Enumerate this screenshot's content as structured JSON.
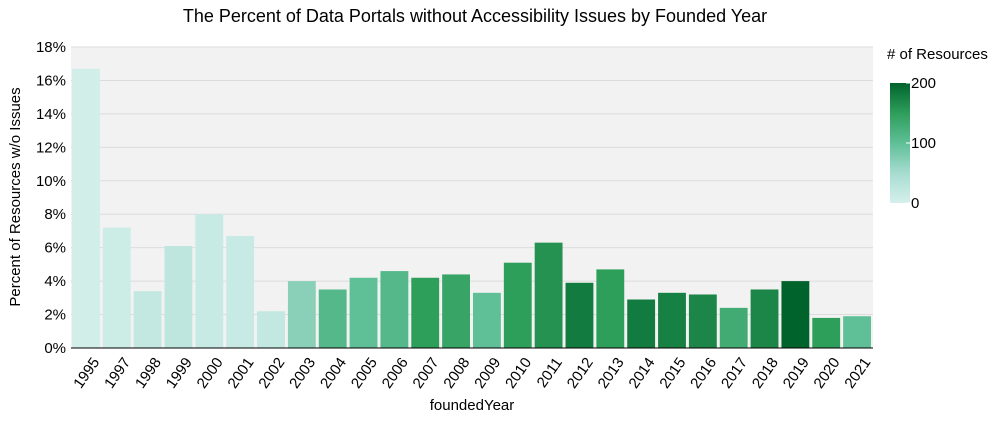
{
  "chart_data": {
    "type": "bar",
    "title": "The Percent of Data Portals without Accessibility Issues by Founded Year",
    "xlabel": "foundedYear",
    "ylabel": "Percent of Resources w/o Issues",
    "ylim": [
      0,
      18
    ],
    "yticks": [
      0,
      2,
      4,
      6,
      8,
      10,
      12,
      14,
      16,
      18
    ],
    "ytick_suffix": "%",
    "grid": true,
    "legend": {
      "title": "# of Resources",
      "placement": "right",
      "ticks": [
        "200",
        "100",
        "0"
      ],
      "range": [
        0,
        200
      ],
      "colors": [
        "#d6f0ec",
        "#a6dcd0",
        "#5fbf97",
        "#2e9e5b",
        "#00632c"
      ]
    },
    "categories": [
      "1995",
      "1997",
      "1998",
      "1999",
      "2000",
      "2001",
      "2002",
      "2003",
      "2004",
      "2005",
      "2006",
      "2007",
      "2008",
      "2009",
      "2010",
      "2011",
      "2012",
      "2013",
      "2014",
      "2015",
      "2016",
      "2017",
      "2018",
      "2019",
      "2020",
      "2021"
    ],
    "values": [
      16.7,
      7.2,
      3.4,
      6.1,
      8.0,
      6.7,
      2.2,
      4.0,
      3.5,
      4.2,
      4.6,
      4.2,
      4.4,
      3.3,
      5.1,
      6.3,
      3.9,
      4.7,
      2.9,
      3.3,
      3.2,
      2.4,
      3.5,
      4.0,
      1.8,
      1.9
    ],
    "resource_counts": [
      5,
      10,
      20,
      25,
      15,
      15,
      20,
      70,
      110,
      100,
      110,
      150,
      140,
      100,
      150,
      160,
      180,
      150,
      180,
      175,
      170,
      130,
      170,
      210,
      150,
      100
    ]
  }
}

##########

What to work on |
Copy the entries above faithfully and omit every image.

Result for this task |
Enumerate this screenshot's content as structured JSON.
{
  "chart_data": {
    "type": "bar",
    "title": "The Percent of Data Portals without Accessibility Issues by Founded Year",
    "xlabel": "foundedYear",
    "ylabel": "Percent of Resources w/o Issues",
    "ylim": [
      0,
      18
    ],
    "yticks": [
      0,
      2,
      4,
      6,
      8,
      10,
      12,
      14,
      16,
      18
    ],
    "ytick_suffix": "%",
    "grid": true,
    "legend": {
      "title": "# of Resources",
      "placement": "right",
      "ticks": [
        "200",
        "100",
        "0"
      ],
      "range": [
        0,
        200
      ],
      "colors": [
        "#d6f0ec",
        "#a6dcd0",
        "#5fbf97",
        "#2e9e5b",
        "#00632c"
      ]
    },
    "categories": [
      "1995",
      "1997",
      "1998",
      "1999",
      "2000",
      "2001",
      "2002",
      "2003",
      "2004",
      "2005",
      "2006",
      "2007",
      "2008",
      "2009",
      "2010",
      "2011",
      "2012",
      "2013",
      "2014",
      "2015",
      "2016",
      "2017",
      "2018",
      "2019",
      "2020",
      "2021"
    ],
    "values": [
      16.7,
      7.2,
      3.4,
      6.1,
      8.0,
      6.7,
      2.2,
      4.0,
      3.5,
      4.2,
      4.6,
      4.2,
      4.4,
      3.3,
      5.1,
      6.3,
      3.9,
      4.7,
      2.9,
      3.3,
      3.2,
      2.4,
      3.5,
      4.0,
      1.8,
      1.9
    ],
    "resource_counts": [
      5,
      10,
      20,
      25,
      15,
      15,
      20,
      70,
      110,
      100,
      110,
      150,
      140,
      100,
      150,
      160,
      180,
      150,
      180,
      175,
      170,
      130,
      170,
      210,
      150,
      100
    ]
  }
}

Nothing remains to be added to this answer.